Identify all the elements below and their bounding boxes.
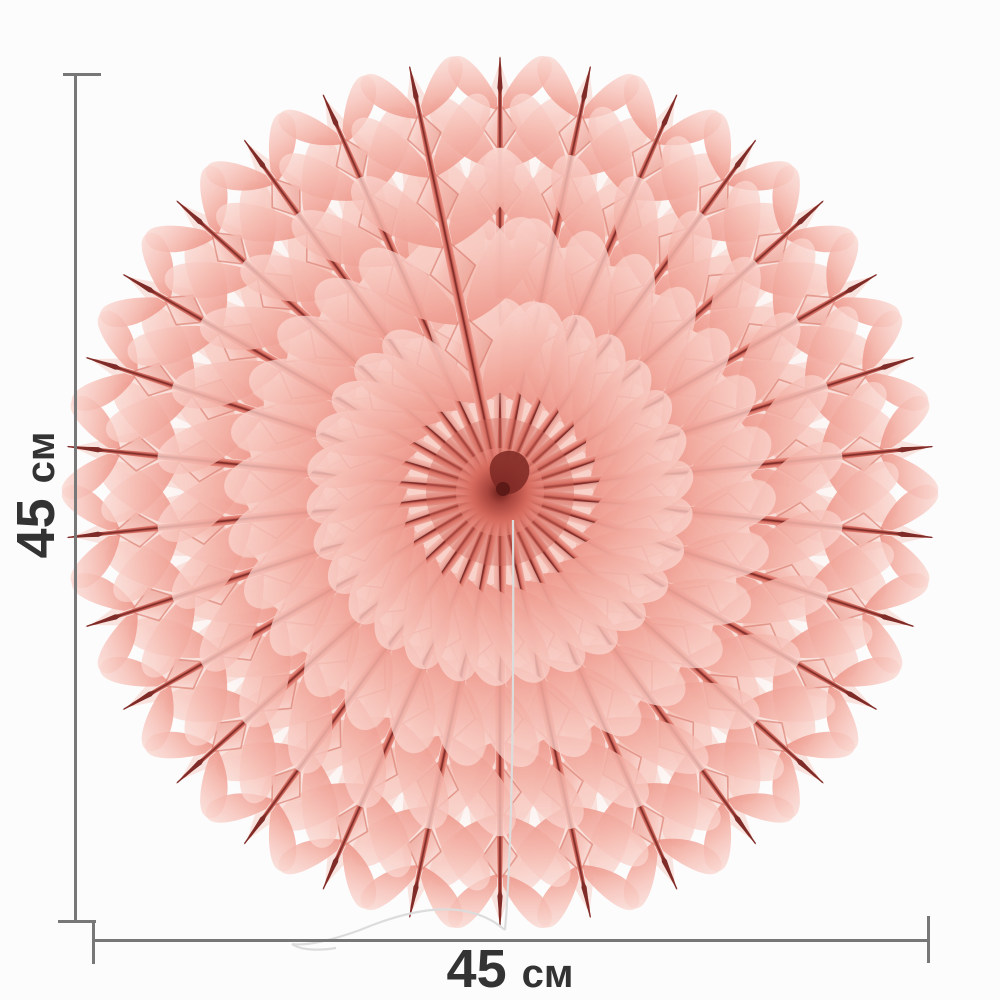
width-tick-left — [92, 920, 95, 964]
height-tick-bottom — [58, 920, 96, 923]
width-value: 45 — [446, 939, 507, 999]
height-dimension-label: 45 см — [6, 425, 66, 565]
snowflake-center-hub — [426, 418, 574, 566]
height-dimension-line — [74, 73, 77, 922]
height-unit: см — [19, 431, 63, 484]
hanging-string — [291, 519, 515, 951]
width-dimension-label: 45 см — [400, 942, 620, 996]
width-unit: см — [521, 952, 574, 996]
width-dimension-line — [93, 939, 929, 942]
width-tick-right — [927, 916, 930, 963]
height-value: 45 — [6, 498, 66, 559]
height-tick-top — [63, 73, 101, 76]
- - - - - - -
#### DIRECTION
Retype every line of the listing above without changing anything, but leave out the picture.

#### FULL OUTPUT
Identify all the elements below and their bounding boxes.
width-tick-left — [92, 920, 95, 964]
height-tick-bottom — [58, 920, 96, 923]
width-value: 45 — [446, 939, 507, 999]
height-dimension-label: 45 см — [6, 425, 66, 565]
snowflake-center-hub — [426, 418, 574, 566]
height-dimension-line — [74, 73, 77, 922]
height-unit: см — [19, 431, 63, 484]
hanging-string — [291, 519, 515, 951]
width-dimension-label: 45 см — [400, 942, 620, 996]
width-unit: см — [521, 952, 574, 996]
width-dimension-line — [93, 939, 929, 942]
width-tick-right — [927, 916, 930, 963]
height-value: 45 — [6, 498, 66, 559]
height-tick-top — [63, 73, 101, 76]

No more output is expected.